What follows is a listing to be transcribed exactly.

--- BEGIN Records for this exercise ---

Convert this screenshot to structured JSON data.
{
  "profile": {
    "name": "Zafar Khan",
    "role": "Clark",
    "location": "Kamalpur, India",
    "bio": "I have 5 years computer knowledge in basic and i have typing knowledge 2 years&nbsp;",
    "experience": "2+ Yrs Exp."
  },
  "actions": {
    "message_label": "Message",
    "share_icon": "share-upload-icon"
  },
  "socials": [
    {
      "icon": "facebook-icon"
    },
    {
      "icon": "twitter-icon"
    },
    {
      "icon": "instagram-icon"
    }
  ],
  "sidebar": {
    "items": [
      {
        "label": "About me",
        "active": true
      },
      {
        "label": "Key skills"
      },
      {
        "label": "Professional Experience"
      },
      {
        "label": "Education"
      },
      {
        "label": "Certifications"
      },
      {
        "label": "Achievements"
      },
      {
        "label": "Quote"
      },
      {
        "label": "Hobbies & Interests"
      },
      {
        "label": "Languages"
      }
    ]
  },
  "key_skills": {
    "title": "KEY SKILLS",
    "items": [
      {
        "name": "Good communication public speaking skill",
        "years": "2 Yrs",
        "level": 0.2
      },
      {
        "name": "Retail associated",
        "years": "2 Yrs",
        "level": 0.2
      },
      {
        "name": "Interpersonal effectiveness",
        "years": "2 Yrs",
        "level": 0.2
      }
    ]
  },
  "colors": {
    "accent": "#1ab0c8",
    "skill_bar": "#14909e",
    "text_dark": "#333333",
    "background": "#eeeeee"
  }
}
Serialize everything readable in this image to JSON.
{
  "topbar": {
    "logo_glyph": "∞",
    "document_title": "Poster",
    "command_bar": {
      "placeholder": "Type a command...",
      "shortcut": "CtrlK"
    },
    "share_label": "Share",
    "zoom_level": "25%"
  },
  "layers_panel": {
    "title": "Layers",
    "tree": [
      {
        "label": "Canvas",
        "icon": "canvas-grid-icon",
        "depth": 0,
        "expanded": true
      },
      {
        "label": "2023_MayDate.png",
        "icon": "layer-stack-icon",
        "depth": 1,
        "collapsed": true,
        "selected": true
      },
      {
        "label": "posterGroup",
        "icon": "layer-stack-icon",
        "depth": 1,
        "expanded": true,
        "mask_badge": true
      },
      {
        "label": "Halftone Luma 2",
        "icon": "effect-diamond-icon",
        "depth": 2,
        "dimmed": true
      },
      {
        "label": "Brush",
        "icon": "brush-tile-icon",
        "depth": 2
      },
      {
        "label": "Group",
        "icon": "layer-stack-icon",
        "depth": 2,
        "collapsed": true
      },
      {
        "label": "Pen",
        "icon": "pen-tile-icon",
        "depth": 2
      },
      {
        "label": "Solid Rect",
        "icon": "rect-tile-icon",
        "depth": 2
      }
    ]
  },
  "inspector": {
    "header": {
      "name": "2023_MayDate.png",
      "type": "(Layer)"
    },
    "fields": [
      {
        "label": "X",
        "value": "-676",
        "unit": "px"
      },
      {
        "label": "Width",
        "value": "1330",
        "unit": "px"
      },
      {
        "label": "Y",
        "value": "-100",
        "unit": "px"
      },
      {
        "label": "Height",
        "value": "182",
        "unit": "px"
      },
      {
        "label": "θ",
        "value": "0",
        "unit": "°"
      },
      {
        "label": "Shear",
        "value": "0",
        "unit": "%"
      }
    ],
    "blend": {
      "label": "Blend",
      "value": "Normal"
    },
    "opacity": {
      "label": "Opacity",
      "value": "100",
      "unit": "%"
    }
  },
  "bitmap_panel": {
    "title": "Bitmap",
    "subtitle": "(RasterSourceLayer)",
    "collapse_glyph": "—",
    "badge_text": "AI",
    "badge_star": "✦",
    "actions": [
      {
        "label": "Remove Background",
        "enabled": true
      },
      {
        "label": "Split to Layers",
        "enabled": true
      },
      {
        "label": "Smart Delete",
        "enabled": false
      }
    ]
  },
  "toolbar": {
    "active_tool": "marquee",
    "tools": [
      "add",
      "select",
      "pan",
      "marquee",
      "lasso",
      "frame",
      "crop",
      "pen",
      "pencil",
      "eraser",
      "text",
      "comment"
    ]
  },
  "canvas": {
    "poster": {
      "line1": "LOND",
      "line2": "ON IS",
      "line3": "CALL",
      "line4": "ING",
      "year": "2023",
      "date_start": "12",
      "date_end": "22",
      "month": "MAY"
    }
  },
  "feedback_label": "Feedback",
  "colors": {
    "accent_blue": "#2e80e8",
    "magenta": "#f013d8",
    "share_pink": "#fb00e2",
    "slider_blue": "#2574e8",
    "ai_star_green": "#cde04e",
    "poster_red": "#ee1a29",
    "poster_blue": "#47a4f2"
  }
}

--- END Records for this exercise ---

* Correct response
Convert this screenshot to structured JSON data.
{
  "profile": {
    "name": "Zafar Khan",
    "role": "Clark",
    "location": "Kamalpur, India",
    "bio": "I have 5 years computer knowledge in basic and i have typing knowledge 2 years&nbsp;",
    "experience": "2+ Yrs Exp."
  },
  "actions": {
    "message_label": "Message",
    "share_icon": "share-upload-icon"
  },
  "socials": [
    {
      "icon": "facebook-icon"
    },
    {
      "icon": "twitter-icon"
    },
    {
      "icon": "instagram-icon"
    }
  ],
  "sidebar": {
    "items": [
      {
        "label": "About me",
        "active": true
      },
      {
        "label": "Key skills"
      },
      {
        "label": "Professional Experience"
      },
      {
        "label": "Education"
      },
      {
        "label": "Certifications"
      },
      {
        "label": "Achievements"
      },
      {
        "label": "Quote"
      },
      {
        "label": "Hobbies & Interests"
      },
      {
        "label": "Languages"
      }
    ]
  },
  "key_skills": {
    "title": "KEY SKILLS",
    "items": [
      {
        "name": "Good communication public speaking skill",
        "years": "2 Yrs",
        "level": 0.2
      },
      {
        "name": "Retail associated",
        "years": "2 Yrs",
        "level": 0.2
      },
      {
        "name": "Interpersonal effectiveness",
        "years": "2 Yrs",
        "level": 0.2
      }
    ]
  },
  "colors": {
    "accent": "#1ab0c8",
    "skill_bar": "#14909e",
    "text_dark": "#333333",
    "background": "#eeeeee"
  }
}
Serialize everything readable in this image to JSON.
{
  "topbar": {
    "logo_glyph": "∞",
    "document_title": "Poster",
    "command_bar": {
      "placeholder": "Type a command...",
      "shortcut": "CtrlK"
    },
    "share_label": "Share",
    "zoom_level": "25%"
  },
  "layers_panel": {
    "title": "Layers",
    "tree": [
      {
        "label": "Canvas",
        "icon": "canvas-grid-icon",
        "depth": 0,
        "expanded": true
      },
      {
        "label": "2023_MayDate.png",
        "icon": "layer-stack-icon",
        "depth": 1,
        "collapsed": true,
        "selected": true
      },
      {
        "label": "posterGroup",
        "icon": "layer-stack-icon",
        "depth": 1,
        "expanded": true,
        "mask_badge": true
      },
      {
        "label": "Halftone Luma 2",
        "icon": "effect-diamond-icon",
        "depth": 2,
        "dimmed": true
      },
      {
        "label": "Brush",
        "icon": "brush-tile-icon",
        "depth": 2
      },
      {
        "label": "Group",
        "icon": "layer-stack-icon",
        "depth": 2,
        "collapsed": true
      },
      {
        "label": "Pen",
        "icon": "pen-tile-icon",
        "depth": 2
      },
      {
        "label": "Solid Rect",
        "icon": "rect-tile-icon",
        "depth": 2
      }
    ]
  },
  "inspector": {
    "header": {
      "name": "2023_MayDate.png",
      "type": "(Layer)"
    },
    "fields": [
      {
        "label": "X",
        "value": "-676",
        "unit": "px"
      },
      {
        "label": "Width",
        "value": "1330",
        "unit": "px"
      },
      {
        "label": "Y",
        "value": "-100",
        "unit": "px"
      },
      {
        "label": "Height",
        "value": "182",
        "unit": "px"
      },
      {
        "label": "θ",
        "value": "0",
        "unit": "°"
      },
      {
        "label": "Shear",
        "value": "0",
        "unit": "%"
      }
    ],
    "blend": {
      "label": "Blend",
      "value": "Normal"
    },
    "opacity": {
      "label": "Opacity",
      "value": "100",
      "unit": "%"
    }
  },
  "bitmap_panel": {
    "title": "Bitmap",
    "subtitle": "(RasterSourceLayer)",
    "collapse_glyph": "—",
    "badge_text": "AI",
    "badge_star": "✦",
    "actions": [
      {
        "label": "Remove Background",
        "enabled": true
      },
      {
        "label": "Split to Layers",
        "enabled": true
      },
      {
        "label": "Smart Delete",
        "enabled": false
      }
    ]
  },
  "toolbar": {
    "active_tool": "marquee",
    "tools": [
      "add",
      "select",
      "pan",
      "marquee",
      "lasso",
      "frame",
      "crop",
      "pen",
      "pencil",
      "eraser",
      "text",
      "comment"
    ]
  },
  "canvas": {
    "poster": {
      "line1": "LOND",
      "line2": "ON IS",
      "line3": "CALL",
      "line4": "ING",
      "year": "2023",
      "date_start": "12",
      "date_end": "22",
      "month": "MAY"
    }
  },
  "feedback_label": "Feedback",
  "colors": {
    "accent_blue": "#2e80e8",
    "magenta": "#f013d8",
    "share_pink": "#fb00e2",
    "slider_blue": "#2574e8",
    "ai_star_green": "#cde04e",
    "poster_red": "#ee1a29",
    "poster_blue": "#47a4f2"
  }
}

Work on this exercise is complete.